Exercise
Show each line of the data below that has the string "JSON" in it.

Supplied records
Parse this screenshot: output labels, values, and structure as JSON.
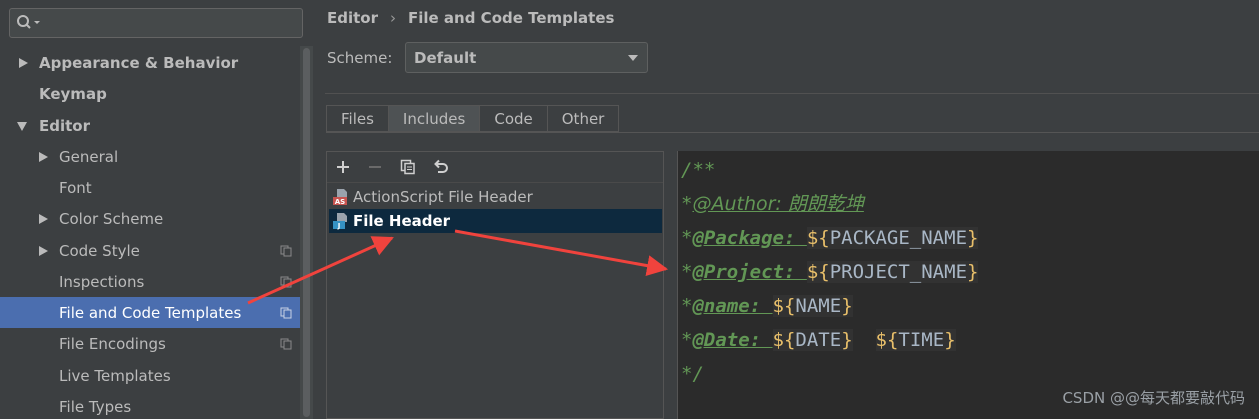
{
  "sidebar": {
    "search_placeholder": "",
    "items": [
      {
        "label": "Appearance & Behavior",
        "expand": "collapsed",
        "bold": true
      },
      {
        "label": "Keymap",
        "expand": "none",
        "bold": true
      },
      {
        "label": "Editor",
        "expand": "expanded",
        "bold": true
      },
      {
        "label": "General",
        "expand": "collapsed"
      },
      {
        "label": "Font",
        "expand": "none"
      },
      {
        "label": "Color Scheme",
        "expand": "collapsed"
      },
      {
        "label": "Code Style",
        "expand": "collapsed",
        "copy_icon": true
      },
      {
        "label": "Inspections",
        "expand": "none",
        "copy_icon": true
      },
      {
        "label": "File and Code Templates",
        "expand": "none",
        "copy_icon": true,
        "selected": true
      },
      {
        "label": "File Encodings",
        "expand": "none",
        "copy_icon": true
      },
      {
        "label": "Live Templates",
        "expand": "none"
      },
      {
        "label": "File Types",
        "expand": "none"
      }
    ]
  },
  "breadcrumb": {
    "parent": "Editor",
    "separator": "›",
    "current": "File and Code Templates"
  },
  "scheme": {
    "label": "Scheme:",
    "value": "Default"
  },
  "tabs": [
    {
      "label": "Files",
      "active": false
    },
    {
      "label": "Includes",
      "active": true
    },
    {
      "label": "Code",
      "active": false
    },
    {
      "label": "Other",
      "active": false
    }
  ],
  "toolbar": {
    "icons": [
      "add-icon",
      "remove-icon",
      "copy-icon",
      "reset-icon"
    ]
  },
  "templates": [
    {
      "label": "ActionScript File Header",
      "icon": "as-file-icon",
      "icon_text": "AS",
      "selected": false
    },
    {
      "label": "File Header",
      "icon": "java-file-icon",
      "icon_text": "J",
      "selected": true
    }
  ],
  "editor": {
    "line1": "/**",
    "line2_star": "*",
    "line2_tag": "@Author: 朗朗乾坤",
    "line3_star": "*",
    "line3_tag": "@Package: ",
    "line3_open": "${",
    "line3_var": "PACKAGE_NAME",
    "line3_close": "}",
    "line4_star": "*",
    "line4_tag": "@Project: ",
    "line4_open": "${",
    "line4_var": "PROJECT_NAME",
    "line4_close": "}",
    "line5_star": "*",
    "line5_tag": "@name: ",
    "line5_open": "${",
    "line5_var": "NAME",
    "line5_close": "}",
    "line6_star": "*",
    "line6_tag": "@Date: ",
    "line6_open1": "${",
    "line6_var1": "DATE",
    "line6_close1": "}",
    "line6_gap": "  ",
    "line6_open2": "${",
    "line6_var2": "TIME",
    "line6_close2": "}",
    "line7": "*/"
  },
  "watermark": "CSDN @@每天都要敲代码",
  "colors": {
    "accent_selection": "#4b6eaf",
    "annotation_arrow": "#f0433d",
    "comment": "#629755"
  }
}
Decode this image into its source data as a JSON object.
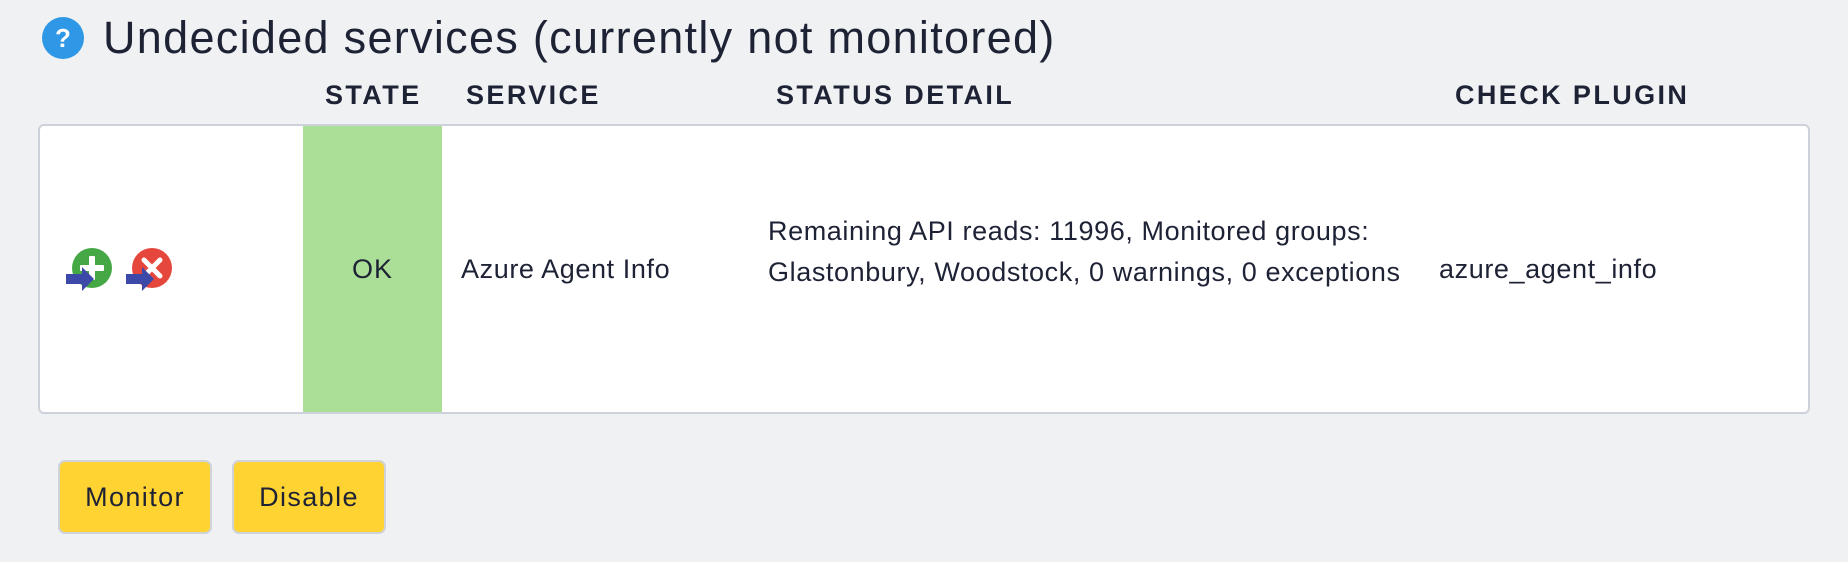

Solution
Parse this screenshot: output labels, values, and structure as JSON.
Decode this image into its source data as a JSON object.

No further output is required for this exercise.